Actions to take
a: Set down the passage on consciousness and idealism word for word, starting with "Delusion arises from" and going on through "suddenly becoming self-conscious).".
b: Answer these from the passage on consciousness and idealism:
(i) By what age does the passage say we develop an ego?
(ii) What does the passage say the philosophy of the Perennial Philosophy actually is?
(iii) According to the quoted Bhagavad Gita 7:27, what does delusion arise from?

Passage shown
-*-*-
Modern science is based on the principle:
‘Give us one free miracle and we’ll explain
the rest.’
-Terence McKenna

However, we now know that matter is not fundamental, but arises out of quantum probability fields, which never fully become particles, even when they are observed. Kant’s noumena are not physical, or even in spacetime.

Science has discovered that consciousness causes the world to manifest by collapsing quantum states into physical reality. Therefore, the brain can’t cause consciousness, because consciousness causes the brain.

Mind no longer appears to be an accidental
intruder into the realm of matter…
we ought rather hail it as the creator
and governor of the realm of matter.

Sir James Jeans

To make of the brain the condition on
which the whole image depends is in
truth a contradiction in terms, since
the brain is by hypothesis a part of
the image.
-Henri Bergson

Meanwhile, materialists have spent decades not advancing science, and not being able to figure out how consciousness is made in the brain. It’s regarded as an epiphenomenon. One favored theory is that it’s an emergent phenomenon caused by the vast integration of information in our large electro-chemical brains. But then why do organisms without complex brains behave consciously?

The philosophy of the Perennial Philosophy is actually Ontological Idealism, which is well supported by modern physics, yet we still think scientists should be Materialists. For an in-depth look, consider this 2-hr YouTube of an Ontological Idealist interviewed by a famous Materialist:

Bernardo Kastrup on the Nature of Reality: Materialism, Idealism, or Skepticism | YouTube 2:14:21


If we are all One, then why don’t we know it? Answer: Because we don’t meditate.

Brahman cannot be realized by those
who are enmeshed in life’s duality.

-Tejobindu Upanishad

Delusion arises from the duality of attraction and aversion. -Bhagavad Gita 7:27

Desire and aversion blind you to Suchness.
-Xinxin Ming

Born into a world of individual bodies, we learn to see ourselves as separate. By the age of three we develop an ego, and learn how to fulfill our egoic desires within the hierarchy of egos around us. This process is necessary for living in the world, but it hides our true nature, like clouds obscuring the sky.

Our condition is described in the story of the Garden of Eden. When Adam and Eve lived in the Garden, they knew themselves to be God; both immanent and transcendent. But after living as individuals for some time, they forgot their transcendent nature, and began to identify only with their body and its egoic desires (symbolized by eating fruit from the tree of duality, and suddenly becoming self-conscious).
-*-*-
Supplied information
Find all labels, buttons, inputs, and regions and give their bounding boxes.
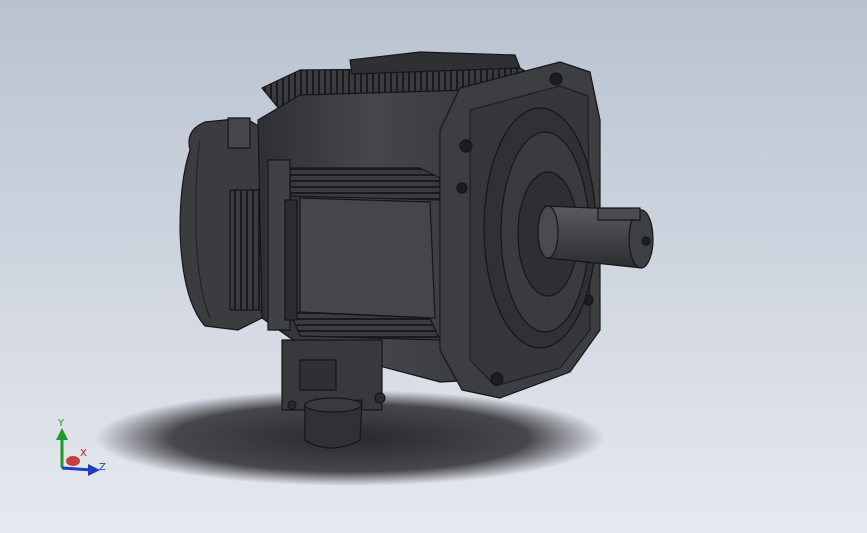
-*-*-
Responses per task
a:
Delusion arises from the duality of attraction and aversion. -Bhagavad Gita 7:27

Desire and aversion blind you to Suchness.
-Xinxin Ming

Born into a world of individual bodies, we learn to see ourselves as separate. By the age of three we develop an ego, and learn how to fulfill our egoic desires within the hierarchy of egos around us. This process is necessary for living in the world, but it hides our true nature, like clouds obscuring the sky.

Our condition is described in the story of the Garden of Eden. When Adam and Eve lived in the Garden, they knew themselves to be God; both immanent and transcendent. But after living as individuals for some time, they forgot their transcendent nature, and began to identify only with their body and its egoic desires (symbolized by eating fruit from the tree of duality, and suddenly becoming self-conscious).

b:
(i) By the age of three.
(ii) Ontological Idealism.
(iii) The duality of attraction and aversion.